◆ SUPPLIED PASSAGE ◆
There is always time for reading, it seems. I’ve heard people who don’t find it so, but they have demanding fulltime jobs or immaculate homes with nothing out of place. Their concern for career or housekeeping translates, in my case, to a jealous guarding of my reading time. Much else, though, has fallen by the wayside in my life in recent months. Writing, drawing, new recipes, exercise (other than walking)....
Writing, primarily: sadly neglected! I manage to get a blog post together now and then and to write letters to friends, but my Silas project, part of each morning, has been on the back burner now for – how long? Here is the last time I wrote anything related to Silas, this chapter of mine the first with not a word transcribed from Silas’s diary:
Chapter Seventeen
A Week Without Silas
2/5/2021, 10:20 a.m.
Reading now The Great Hunger, Cecil Woodham-Smith’s history of the Irish famine, a book that did not come into my hands purely by accident. When we learned that the Friends of the Library bookstore over in Sunsites (Pearce) was open to the public on Monday, though the library itself was offering only curbside service, we made that our destination and spent $25 between us on books, worth much more to us than the bargain prices we paid.
It was a couple of Silas’s throwaway lines in January and the first of February that sent me looking for material on mid-century Ireland. His remark about being “tickled” when the Irishman was disappointed to find American equality more myth than reality was the first nudge. The second was his choice of the Know-Nothings as a topic in his newly formed debate society.

◆ RECORD SET ◆
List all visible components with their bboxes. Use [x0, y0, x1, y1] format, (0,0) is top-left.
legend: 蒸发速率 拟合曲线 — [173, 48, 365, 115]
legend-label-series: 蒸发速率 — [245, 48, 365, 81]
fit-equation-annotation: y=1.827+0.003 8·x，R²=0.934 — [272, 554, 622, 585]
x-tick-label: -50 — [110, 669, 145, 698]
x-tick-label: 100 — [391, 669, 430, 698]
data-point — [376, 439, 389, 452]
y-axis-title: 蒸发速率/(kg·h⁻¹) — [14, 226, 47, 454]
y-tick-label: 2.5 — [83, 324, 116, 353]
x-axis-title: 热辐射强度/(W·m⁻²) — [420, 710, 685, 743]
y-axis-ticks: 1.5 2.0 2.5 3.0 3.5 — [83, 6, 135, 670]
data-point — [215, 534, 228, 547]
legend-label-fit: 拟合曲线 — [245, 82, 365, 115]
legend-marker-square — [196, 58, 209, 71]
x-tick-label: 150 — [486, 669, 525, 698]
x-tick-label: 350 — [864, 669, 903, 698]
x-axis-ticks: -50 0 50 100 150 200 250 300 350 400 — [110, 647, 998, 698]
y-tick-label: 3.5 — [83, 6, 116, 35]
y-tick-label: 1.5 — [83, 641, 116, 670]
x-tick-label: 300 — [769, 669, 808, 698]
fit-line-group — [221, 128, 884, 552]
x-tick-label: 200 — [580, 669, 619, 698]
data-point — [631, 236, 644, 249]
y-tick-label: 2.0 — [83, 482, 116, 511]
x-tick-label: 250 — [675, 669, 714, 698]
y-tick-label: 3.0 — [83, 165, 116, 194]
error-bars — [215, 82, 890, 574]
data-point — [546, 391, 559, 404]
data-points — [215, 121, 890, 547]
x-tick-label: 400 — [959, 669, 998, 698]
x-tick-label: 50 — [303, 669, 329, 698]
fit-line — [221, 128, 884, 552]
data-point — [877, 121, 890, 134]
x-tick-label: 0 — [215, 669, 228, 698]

◆ DIRECTIONS FOR THIS TASK ◆
In the passage about reading time and the Silas project, how much was spent on books at the Friends of the Library bookstore in Sunsites?

◆ EXPECTED ANSWER ◆
$25 in total.